What you will do: Reproduce exactly the final portion of the data: every line from the one containing "Extract the structured" through the last line, inclusive.

_ _ _ _ _

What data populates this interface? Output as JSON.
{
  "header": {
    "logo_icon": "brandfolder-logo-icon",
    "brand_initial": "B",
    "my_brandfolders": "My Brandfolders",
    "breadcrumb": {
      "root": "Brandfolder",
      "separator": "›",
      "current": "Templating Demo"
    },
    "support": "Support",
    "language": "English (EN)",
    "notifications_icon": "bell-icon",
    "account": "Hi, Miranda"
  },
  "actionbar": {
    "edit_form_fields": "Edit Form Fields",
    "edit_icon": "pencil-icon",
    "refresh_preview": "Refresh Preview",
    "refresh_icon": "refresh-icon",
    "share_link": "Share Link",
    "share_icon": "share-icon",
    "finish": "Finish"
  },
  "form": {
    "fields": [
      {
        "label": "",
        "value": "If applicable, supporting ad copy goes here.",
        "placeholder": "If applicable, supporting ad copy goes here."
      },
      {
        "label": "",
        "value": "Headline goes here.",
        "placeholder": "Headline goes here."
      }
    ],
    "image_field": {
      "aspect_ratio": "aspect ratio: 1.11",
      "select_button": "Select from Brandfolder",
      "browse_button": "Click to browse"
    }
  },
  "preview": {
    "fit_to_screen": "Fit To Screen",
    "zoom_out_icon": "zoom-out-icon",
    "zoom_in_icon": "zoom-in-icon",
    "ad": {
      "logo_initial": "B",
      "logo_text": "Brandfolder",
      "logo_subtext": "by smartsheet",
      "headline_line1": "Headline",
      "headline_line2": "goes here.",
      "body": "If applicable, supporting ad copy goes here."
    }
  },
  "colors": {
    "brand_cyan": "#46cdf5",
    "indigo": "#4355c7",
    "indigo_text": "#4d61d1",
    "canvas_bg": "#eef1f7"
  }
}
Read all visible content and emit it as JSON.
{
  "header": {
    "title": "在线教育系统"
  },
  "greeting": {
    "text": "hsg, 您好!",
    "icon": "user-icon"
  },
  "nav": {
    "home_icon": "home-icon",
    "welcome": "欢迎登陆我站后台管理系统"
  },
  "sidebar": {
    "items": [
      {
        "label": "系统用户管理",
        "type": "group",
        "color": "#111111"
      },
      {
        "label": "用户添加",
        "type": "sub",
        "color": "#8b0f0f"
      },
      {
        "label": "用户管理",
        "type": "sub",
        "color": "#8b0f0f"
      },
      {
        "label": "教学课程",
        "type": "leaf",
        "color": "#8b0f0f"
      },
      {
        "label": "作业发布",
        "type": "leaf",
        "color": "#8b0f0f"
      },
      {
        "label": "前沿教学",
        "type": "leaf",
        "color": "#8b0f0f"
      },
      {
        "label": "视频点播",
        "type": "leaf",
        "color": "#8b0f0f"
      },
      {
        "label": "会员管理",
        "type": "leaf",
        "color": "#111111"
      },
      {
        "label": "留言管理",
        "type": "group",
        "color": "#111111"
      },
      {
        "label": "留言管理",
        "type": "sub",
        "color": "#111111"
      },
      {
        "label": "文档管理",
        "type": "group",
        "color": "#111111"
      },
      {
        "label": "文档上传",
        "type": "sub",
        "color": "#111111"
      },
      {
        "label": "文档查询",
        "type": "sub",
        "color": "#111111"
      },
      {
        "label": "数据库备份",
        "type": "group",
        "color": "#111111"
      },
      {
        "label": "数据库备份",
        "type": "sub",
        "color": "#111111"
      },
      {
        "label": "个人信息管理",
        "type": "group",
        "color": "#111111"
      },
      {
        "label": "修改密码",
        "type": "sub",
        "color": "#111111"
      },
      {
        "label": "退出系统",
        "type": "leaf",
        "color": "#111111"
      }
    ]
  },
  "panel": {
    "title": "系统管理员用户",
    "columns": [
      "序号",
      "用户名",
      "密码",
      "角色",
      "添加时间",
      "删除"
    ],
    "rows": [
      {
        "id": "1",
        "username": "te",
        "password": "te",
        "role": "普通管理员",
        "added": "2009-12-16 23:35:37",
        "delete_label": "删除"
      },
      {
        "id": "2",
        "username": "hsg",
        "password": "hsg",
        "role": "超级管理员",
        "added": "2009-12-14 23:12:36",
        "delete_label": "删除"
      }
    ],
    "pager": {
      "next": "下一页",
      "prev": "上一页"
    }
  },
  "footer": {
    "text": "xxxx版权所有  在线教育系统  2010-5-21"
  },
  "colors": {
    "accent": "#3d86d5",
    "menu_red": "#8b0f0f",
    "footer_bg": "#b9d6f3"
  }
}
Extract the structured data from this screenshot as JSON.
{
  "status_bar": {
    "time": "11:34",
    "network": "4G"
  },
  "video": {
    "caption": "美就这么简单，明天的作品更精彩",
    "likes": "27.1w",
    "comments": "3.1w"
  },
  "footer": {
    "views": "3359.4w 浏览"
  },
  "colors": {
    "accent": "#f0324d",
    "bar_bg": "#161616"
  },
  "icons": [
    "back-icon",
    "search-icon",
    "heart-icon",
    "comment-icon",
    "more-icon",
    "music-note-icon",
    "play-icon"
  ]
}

_ _ _ _ _

Output of the task:
Extract the structured data from this screenshot as JSON.
{
  "status_bar": {
    "time": "11:34",
    "network": "4G"
  },
  "video": {
    "caption": "美就这么简单，明天的作品更精彩",
    "likes": "27.1w",
    "comments": "3.1w"
  },
  "footer": {
    "views": "3359.4w 浏览"
  },
  "colors": {
    "accent": "#f0324d",
    "bar_bg": "#161616"
  },
  "icons": [
    "back-icon",
    "search-icon",
    "heart-icon",
    "comment-icon",
    "more-icon",
    "music-note-icon",
    "play-icon"
  ]
}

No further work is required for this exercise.